EXERCISE: Pick out the lines in the listing below that contain the word "name" and copy them.

ENTRIES SUPPLIED:
★ ★ ★ ★

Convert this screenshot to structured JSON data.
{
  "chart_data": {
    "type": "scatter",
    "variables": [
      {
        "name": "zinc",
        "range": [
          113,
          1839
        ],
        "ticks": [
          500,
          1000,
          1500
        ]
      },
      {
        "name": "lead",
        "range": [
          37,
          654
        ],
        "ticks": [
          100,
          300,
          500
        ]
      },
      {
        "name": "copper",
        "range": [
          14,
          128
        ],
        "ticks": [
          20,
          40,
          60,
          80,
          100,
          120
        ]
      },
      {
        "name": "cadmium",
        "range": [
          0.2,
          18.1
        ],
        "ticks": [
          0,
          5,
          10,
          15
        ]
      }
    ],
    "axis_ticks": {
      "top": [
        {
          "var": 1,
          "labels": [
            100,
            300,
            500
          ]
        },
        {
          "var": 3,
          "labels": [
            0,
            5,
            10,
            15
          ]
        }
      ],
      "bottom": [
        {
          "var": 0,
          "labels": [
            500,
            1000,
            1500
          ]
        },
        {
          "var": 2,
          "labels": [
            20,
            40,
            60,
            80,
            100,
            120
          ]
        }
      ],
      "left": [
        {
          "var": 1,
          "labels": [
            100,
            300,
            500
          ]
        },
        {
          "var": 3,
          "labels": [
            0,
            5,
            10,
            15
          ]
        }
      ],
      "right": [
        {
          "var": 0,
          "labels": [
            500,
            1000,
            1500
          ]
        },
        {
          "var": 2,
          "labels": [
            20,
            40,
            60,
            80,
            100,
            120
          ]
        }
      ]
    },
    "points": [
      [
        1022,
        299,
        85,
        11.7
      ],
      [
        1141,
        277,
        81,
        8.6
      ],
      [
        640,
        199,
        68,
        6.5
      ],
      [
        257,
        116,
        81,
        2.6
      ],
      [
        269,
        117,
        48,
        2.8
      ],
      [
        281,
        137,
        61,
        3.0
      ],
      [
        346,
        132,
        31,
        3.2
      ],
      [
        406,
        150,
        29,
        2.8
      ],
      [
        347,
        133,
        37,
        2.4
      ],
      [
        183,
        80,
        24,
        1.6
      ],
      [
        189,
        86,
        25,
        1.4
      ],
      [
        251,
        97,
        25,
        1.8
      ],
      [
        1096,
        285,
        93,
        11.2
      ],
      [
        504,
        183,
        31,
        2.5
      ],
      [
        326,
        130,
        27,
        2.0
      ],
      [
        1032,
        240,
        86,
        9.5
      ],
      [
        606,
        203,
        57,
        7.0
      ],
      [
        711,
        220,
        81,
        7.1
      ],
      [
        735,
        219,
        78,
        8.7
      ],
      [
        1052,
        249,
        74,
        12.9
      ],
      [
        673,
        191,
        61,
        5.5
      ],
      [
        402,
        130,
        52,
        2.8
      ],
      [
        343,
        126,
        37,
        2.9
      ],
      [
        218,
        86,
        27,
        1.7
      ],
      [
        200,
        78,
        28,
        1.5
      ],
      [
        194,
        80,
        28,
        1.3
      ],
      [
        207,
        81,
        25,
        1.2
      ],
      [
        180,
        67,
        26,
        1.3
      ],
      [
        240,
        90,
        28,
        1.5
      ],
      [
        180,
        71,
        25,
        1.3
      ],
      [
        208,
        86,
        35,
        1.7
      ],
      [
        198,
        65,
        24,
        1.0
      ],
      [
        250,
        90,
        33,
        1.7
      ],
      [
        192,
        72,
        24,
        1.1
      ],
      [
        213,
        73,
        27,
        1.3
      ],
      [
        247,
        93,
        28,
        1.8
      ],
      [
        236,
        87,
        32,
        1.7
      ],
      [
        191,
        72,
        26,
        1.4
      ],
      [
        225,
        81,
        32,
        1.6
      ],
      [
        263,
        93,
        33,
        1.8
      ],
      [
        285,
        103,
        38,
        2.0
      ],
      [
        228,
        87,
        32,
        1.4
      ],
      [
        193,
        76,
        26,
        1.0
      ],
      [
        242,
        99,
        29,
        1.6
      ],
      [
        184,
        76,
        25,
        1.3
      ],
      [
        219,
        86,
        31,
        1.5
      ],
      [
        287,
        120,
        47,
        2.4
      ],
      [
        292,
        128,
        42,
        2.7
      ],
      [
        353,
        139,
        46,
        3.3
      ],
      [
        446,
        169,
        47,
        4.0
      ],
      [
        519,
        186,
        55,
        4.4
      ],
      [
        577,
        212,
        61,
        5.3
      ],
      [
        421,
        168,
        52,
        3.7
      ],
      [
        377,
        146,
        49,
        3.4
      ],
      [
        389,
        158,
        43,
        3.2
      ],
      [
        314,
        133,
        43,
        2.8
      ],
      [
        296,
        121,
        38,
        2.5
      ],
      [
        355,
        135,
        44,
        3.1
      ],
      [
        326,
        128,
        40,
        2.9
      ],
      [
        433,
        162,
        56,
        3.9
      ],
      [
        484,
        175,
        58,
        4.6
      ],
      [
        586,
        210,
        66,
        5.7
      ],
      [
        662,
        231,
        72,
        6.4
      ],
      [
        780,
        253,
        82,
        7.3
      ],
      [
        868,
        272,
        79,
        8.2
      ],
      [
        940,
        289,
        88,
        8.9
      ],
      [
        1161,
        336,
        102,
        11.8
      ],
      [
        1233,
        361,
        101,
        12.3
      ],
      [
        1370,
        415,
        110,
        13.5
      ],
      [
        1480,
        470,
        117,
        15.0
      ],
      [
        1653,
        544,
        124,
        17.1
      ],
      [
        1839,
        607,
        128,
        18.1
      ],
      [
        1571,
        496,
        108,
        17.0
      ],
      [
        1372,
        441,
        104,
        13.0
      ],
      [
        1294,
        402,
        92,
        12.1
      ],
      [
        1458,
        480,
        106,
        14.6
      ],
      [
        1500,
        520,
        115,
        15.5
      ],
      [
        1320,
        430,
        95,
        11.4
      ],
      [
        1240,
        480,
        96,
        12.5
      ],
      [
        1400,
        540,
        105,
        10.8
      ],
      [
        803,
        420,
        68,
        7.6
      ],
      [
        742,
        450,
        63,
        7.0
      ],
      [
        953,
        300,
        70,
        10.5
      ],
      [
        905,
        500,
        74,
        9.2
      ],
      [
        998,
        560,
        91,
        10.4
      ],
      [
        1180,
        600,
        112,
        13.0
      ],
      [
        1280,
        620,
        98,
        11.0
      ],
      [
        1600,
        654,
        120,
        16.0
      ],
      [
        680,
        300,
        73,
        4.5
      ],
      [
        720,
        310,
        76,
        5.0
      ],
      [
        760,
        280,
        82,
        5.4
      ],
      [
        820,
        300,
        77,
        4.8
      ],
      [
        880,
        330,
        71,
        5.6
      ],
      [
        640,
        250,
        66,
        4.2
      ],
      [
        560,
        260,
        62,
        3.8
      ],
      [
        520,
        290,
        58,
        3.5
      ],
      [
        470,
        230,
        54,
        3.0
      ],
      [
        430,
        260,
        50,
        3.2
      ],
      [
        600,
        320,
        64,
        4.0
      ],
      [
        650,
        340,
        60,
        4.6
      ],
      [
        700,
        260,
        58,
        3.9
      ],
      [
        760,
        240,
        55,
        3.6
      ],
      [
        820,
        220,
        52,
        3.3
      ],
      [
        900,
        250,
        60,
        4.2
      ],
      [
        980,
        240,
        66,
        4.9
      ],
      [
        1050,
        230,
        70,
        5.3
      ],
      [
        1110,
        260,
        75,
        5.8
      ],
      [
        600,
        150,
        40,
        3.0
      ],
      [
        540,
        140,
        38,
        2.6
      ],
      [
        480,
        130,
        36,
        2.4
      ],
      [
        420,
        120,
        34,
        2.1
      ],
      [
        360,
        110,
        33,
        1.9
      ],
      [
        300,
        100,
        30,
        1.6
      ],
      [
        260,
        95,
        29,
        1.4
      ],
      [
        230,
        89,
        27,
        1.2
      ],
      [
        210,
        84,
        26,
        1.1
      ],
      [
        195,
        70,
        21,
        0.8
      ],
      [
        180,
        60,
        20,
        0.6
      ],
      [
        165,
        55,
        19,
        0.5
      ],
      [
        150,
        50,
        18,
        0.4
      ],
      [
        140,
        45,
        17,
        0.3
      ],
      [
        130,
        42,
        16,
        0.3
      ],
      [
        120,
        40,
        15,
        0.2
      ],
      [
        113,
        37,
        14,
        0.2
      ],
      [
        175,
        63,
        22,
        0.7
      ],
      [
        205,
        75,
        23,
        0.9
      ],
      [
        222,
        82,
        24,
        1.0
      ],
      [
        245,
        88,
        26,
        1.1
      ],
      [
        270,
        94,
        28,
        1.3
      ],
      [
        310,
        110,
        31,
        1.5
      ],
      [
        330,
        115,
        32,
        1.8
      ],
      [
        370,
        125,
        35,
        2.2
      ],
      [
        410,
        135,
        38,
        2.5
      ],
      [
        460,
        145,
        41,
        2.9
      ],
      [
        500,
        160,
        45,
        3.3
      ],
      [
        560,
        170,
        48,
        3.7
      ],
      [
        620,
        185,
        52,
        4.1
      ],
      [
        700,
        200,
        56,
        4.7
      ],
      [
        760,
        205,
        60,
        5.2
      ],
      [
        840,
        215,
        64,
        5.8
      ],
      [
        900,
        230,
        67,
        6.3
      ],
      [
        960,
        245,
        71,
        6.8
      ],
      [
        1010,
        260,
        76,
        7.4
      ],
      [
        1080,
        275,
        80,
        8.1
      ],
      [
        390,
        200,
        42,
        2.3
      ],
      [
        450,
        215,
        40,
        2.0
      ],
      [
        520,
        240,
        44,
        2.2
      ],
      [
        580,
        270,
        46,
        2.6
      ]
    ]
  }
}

★ ★ ★ ★

EXERCISE SOLUTION:
        "name": "zinc",
        "name": "lead",
        "name": "copper",
        "name": "cadmium",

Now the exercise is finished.